▶ Goal
Reproduce every line of the material below word for word, omitting the pictures.

(Image-based layout entries)
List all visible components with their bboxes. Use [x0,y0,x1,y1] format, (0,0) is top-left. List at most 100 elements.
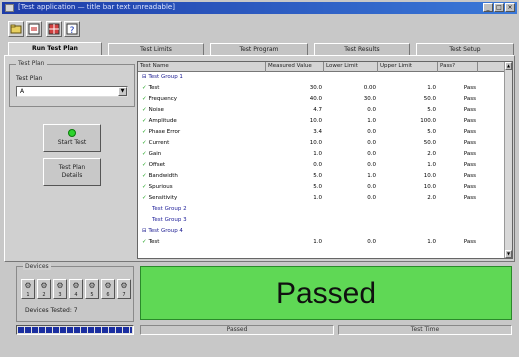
pass-fail: Pass [463,96,476,102]
device-icon: ⚙ [88,281,96,290]
check-icon: ✓ [142,140,147,146]
tab-test-limits[interactable]: Test Limits [108,43,204,55]
row-name: Test Group 2 [152,205,274,214]
tab-test-setup[interactable]: Test Setup [416,43,514,55]
check-icon: ✓ [142,151,147,157]
run-test-plan-panel: Test Plan Test Plan A ▼ Start Test Test … [4,55,515,262]
measured-value: 0.0 [313,162,322,168]
tab-run-test-plan[interactable]: Run Test Plan [8,42,102,56]
table-row[interactable]: ✓ Phase Error 3.4 0.0 5.0 Pass [138,128,506,137]
upper-limit: 50.0 [423,140,436,146]
devices-group: Devices ⚙ 1 ⚙ 2 ⚙ 3 ⚙ 4 ⚙ 5 ⚙ 6 ⚙ 7 Devices Tested: 7 [16,263,134,322]
table-row[interactable]: ✓ Bandwidth 5.0 1.0 10.0 Pass [138,172,506,181]
tab-test-results[interactable]: Test Results [314,43,410,55]
row-name: ✓ Offset [142,161,264,170]
group-row[interactable]: ⊟ Test Group 1 [138,73,506,82]
result-text: Passed [275,277,377,310]
lower-limit: 1.0 [367,173,376,179]
row-name-text: Test Group 2 [152,206,187,212]
measured-value: 5.0 [313,173,322,179]
test-plan-details-button[interactable]: Test Plan Details [43,158,101,186]
results-grid[interactable]: Test Name Measured Value Lower Limit Upp… [137,61,513,259]
col-header-upper[interactable]: Upper Limit [378,62,438,72]
status-center: Passed [140,325,334,335]
check-icon: ✓ [142,195,147,201]
chevron-down-icon[interactable]: ▼ [118,87,127,96]
test-plan-label: Test Plan [16,75,43,82]
row-name: ✓ Bandwidth [142,172,264,181]
test-plan-select[interactable]: A ▼ [16,86,128,97]
device-button[interactable]: ⚙ 1 [21,279,35,299]
row-name: ✓ Current [142,139,264,148]
lower-limit: 30.0 [363,96,376,102]
pass-fail: Pass [463,151,476,157]
scroll-up-icon[interactable]: ▲ [505,62,512,70]
group-row[interactable]: Test Group 2 [138,205,506,214]
maximize-button[interactable]: □ [494,3,504,12]
start-test-button[interactable]: Start Test [43,124,101,152]
status-bar: Passed Test Time [4,324,515,336]
tab-strip: Run Test Plan Test Limits Test Program T… [8,42,515,56]
lower-limit: 0.0 [367,140,376,146]
device-icon: ⚙ [104,281,112,290]
check-icon: ✓ [142,239,147,245]
app-icon [5,4,14,12]
table-row[interactable]: ✓ Sensitivity 1.0 0.0 2.0 Pass [138,194,506,203]
tab-test-program[interactable]: Test Program [210,43,308,55]
col-header-test-name[interactable]: Test Name [138,62,266,72]
grid-icon[interactable] [46,21,62,37]
table-row[interactable]: ✓ Frequency 40.0 30.0 50.0 Pass [138,95,506,104]
measured-value: 1.0 [313,239,322,245]
status-right: Test Time [338,325,512,335]
device-button[interactable]: ⚙ 4 [69,279,83,299]
table-row[interactable]: ✓ Current 10.0 0.0 50.0 Pass [138,139,506,148]
group-title: Test Plan [16,60,47,67]
table-row[interactable]: ✓ Amplitude 10.0 1.0 100.0 Pass [138,117,506,126]
row-name-text: Current [148,140,170,146]
row-name-text: Test Group 1 [148,74,183,80]
device-icon: ⚙ [72,281,80,290]
row-name-text: Phase Error [148,129,181,135]
table-row[interactable]: ✓ Offset 0.0 0.0 1.0 Pass [138,161,506,170]
table-row[interactable]: ✓ Test 1.0 0.0 1.0 Pass [138,238,506,247]
device-button[interactable]: ⚙ 7 [117,279,131,299]
close-button[interactable]: × [505,3,515,12]
device-button[interactable]: ⚙ 5 [85,279,99,299]
pass-fail: Pass [463,184,476,190]
row-name: ✓ Test [142,238,264,247]
table-row[interactable]: ✓ Noise 4.7 0.0 5.0 Pass [138,106,506,115]
minimize-button[interactable]: _ [483,3,493,12]
grid-scrollbar[interactable]: ▲ ▼ [504,62,512,258]
check-icon: ✓ [142,129,147,135]
device-button[interactable]: ⚙ 3 [53,279,67,299]
measured-value: 1.0 [313,151,322,157]
row-name-text: Noise [148,107,164,113]
scroll-down-icon[interactable]: ▼ [505,250,512,258]
col-header-measured[interactable]: Measured Value [266,62,324,72]
start-test-label: Start Test [57,139,87,146]
group-row[interactable]: ⊟ Test Group 4 [138,227,506,236]
group-row[interactable]: Test Group 3 [138,216,506,225]
col-header-lower[interactable]: Lower Limit [324,62,378,72]
details-label-line2: Details [61,172,83,179]
device-number: 4 [74,292,78,298]
device-button[interactable]: ⚙ 6 [101,279,115,299]
row-name-text: Test Group 3 [152,217,187,223]
row-name: ✓ Gain [142,150,264,159]
table-row[interactable]: ✓ Test 30.0 0.00 1.0 Pass [138,84,506,93]
config-icon[interactable] [26,21,42,37]
device-icon: ⚙ [24,281,32,290]
check-icon: ✓ [142,118,147,124]
table-row[interactable]: ✓ Gain 1.0 0.0 2.0 Pass [138,150,506,159]
row-name-text: Offset [148,162,166,168]
upper-limit: 5.0 [427,129,436,135]
row-name-text: Sensitivity [148,195,178,201]
help-icon[interactable]: ? [64,21,80,37]
check-icon: ✓ [142,173,147,179]
open-icon[interactable] [8,21,24,37]
device-button[interactable]: ⚙ 2 [37,279,51,299]
window-title: [Test application — title bar text unrea… [18,3,175,11]
check-icon: ✓ [142,85,147,91]
table-row[interactable]: ✓ Spurious 5.0 0.0 10.0 Pass [138,183,506,192]
col-header-pass[interactable]: Pass? [438,62,478,72]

▶ Task output
List all visible components with their bboxes. Use [x0,y0,x1,y1] format, (0,0) is top-left. List at most 100 elements.
pass-fail: Pass [463,96,476,102]
device-icon: ⚙ [88,281,96,290]
check-icon: ✓ [142,140,147,146]
tab-test-limits[interactable]: Test Limits [108,43,204,55]
row-name: Test Group 2 [152,205,274,214]
tab-test-setup[interactable]: Test Setup [416,43,514,55]
check-icon: ✓ [142,151,147,157]
run-test-plan-panel: Test Plan Test Plan A ▼ Start Test Test … [4,55,515,262]
measured-value: 0.0 [313,162,322,168]
tab-run-test-plan[interactable]: Run Test Plan [8,42,102,56]
table-row[interactable]: ✓ Phase Error 3.4 0.0 5.0 Pass [138,128,506,137]
upper-limit: 50.0 [423,140,436,146]
devices-group: Devices ⚙ 1 ⚙ 2 ⚙ 3 ⚙ 4 ⚙ 5 ⚙ 6 ⚙ 7 Devices Tested: 7 [16,263,134,322]
table-row[interactable]: ✓ Bandwidth 5.0 1.0 10.0 Pass [138,172,506,181]
tab-test-results[interactable]: Test Results [314,43,410,55]
row-name: ✓ Offset [142,161,264,170]
group-row[interactable]: ⊟ Test Group 1 [138,73,506,82]
result-text: Passed [275,277,377,310]
lower-limit: 1.0 [367,173,376,179]
row-name-text: Test Group 2 [152,206,187,212]
measured-value: 5.0 [313,173,322,179]
test-plan-details-button[interactable]: Test Plan Details [43,158,101,186]
results-grid[interactable]: Test Name Measured Value Lower Limit Upp… [137,61,513,259]
col-header-upper[interactable]: Upper Limit [378,62,438,72]
status-center: Passed [140,325,334,335]
check-icon: ✓ [142,195,147,201]
chevron-down-icon[interactable]: ▼ [118,87,127,96]
test-plan-label: Test Plan [16,75,43,82]
row-name: ✓ Bandwidth [142,172,264,181]
test-plan-select[interactable]: A ▼ [16,86,128,97]
device-button[interactable]: ⚙ 1 [21,279,35,299]
row-name: ✓ Current [142,139,264,148]
lower-limit: 30.0 [363,96,376,102]
pass-fail: Pass [463,151,476,157]
scroll-up-icon[interactable]: ▲ [505,62,512,70]
group-row[interactable]: Test Group 2 [138,205,506,214]
maximize-button[interactable]: □ [494,3,504,12]
start-test-button[interactable]: Start Test [43,124,101,152]
status-bar: Passed Test Time [4,324,515,336]
tab-strip: Run Test Plan Test Limits Test Program T… [8,42,515,56]
lower-limit: 0.0 [367,140,376,146]
device-icon: ⚙ [104,281,112,290]
check-icon: ✓ [142,239,147,245]
app-icon [5,4,14,12]
table-row[interactable]: ✓ Sensitivity 1.0 0.0 2.0 Pass [138,194,506,203]
tab-test-program[interactable]: Test Program [210,43,308,55]
col-header-test-name[interactable]: Test Name [138,62,266,72]
grid-icon[interactable] [46,21,62,37]
table-row[interactable]: ✓ Frequency 40.0 30.0 50.0 Pass [138,95,506,104]
measured-value: 1.0 [313,239,322,245]
status-right: Test Time [338,325,512,335]
device-button[interactable]: ⚙ 4 [69,279,83,299]
table-row[interactable]: ✓ Current 10.0 0.0 50.0 Pass [138,139,506,148]
group-title: Test Plan [16,60,47,67]
table-row[interactable]: ✓ Amplitude 10.0 1.0 100.0 Pass [138,117,506,126]
row-name-text: Current [148,140,170,146]
row-name-text: Test Group 1 [148,74,183,80]
device-icon: ⚙ [72,281,80,290]
row-name-text: Phase Error [148,129,181,135]
table-row[interactable]: ✓ Offset 0.0 0.0 1.0 Pass [138,161,506,170]
table-row[interactable]: ✓ Test 1.0 0.0 1.0 Pass [138,238,506,247]
device-button[interactable]: ⚙ 7 [117,279,131,299]
close-button[interactable]: × [505,3,515,12]
device-button[interactable]: ⚙ 5 [85,279,99,299]
pass-fail: Pass [463,184,476,190]
row-name: ✓ Test [142,238,264,247]
table-row[interactable]: ✓ Noise 4.7 0.0 5.0 Pass [138,106,506,115]
minimize-button[interactable]: _ [483,3,493,12]
grid-scrollbar[interactable]: ▲ ▼ [504,62,512,258]
check-icon: ✓ [142,129,147,135]
device-button[interactable]: ⚙ 3 [53,279,67,299]
measured-value: 1.0 [313,151,322,157]
row-name-text: Noise [148,107,164,113]
scroll-down-icon[interactable]: ▼ [505,250,512,258]
col-header-measured[interactable]: Measured Value [266,62,324,72]
start-test-label: Start Test [57,139,87,146]
group-row[interactable]: ⊟ Test Group 4 [138,227,506,236]
group-row[interactable]: Test Group 3 [138,216,506,225]
col-header-lower[interactable]: Lower Limit [324,62,378,72]
details-label-line2: Details [61,172,83,179]
device-number: 4 [74,292,78,298]
device-button[interactable]: ⚙ 6 [101,279,115,299]
row-name-text: Test Group 3 [152,217,187,223]
row-name: ✓ Gain [142,150,264,159]
table-row[interactable]: ✓ Test 30.0 0.00 1.0 Pass [138,84,506,93]
config-icon[interactable] [26,21,42,37]
device-icon: ⚙ [24,281,32,290]
check-icon: ✓ [142,118,147,124]
table-row[interactable]: ✓ Gain 1.0 0.0 2.0 Pass [138,150,506,159]
row-name-text: Offset [148,162,166,168]
upper-limit: 5.0 [427,129,436,135]
row-name-text: Sensitivity [148,195,178,201]
help-icon[interactable]: ? [64,21,80,37]
check-icon: ✓ [142,173,147,179]
open-icon[interactable] [8,21,24,37]
device-button[interactable]: ⚙ 2 [37,279,51,299]
window-title: [Test application — title bar text unrea… [18,3,175,11]
check-icon: ✓ [142,85,147,91]
table-row[interactable]: ✓ Spurious 5.0 0.0 10.0 Pass [138,183,506,192]
col-header-pass[interactable]: Pass? [438,62,478,72]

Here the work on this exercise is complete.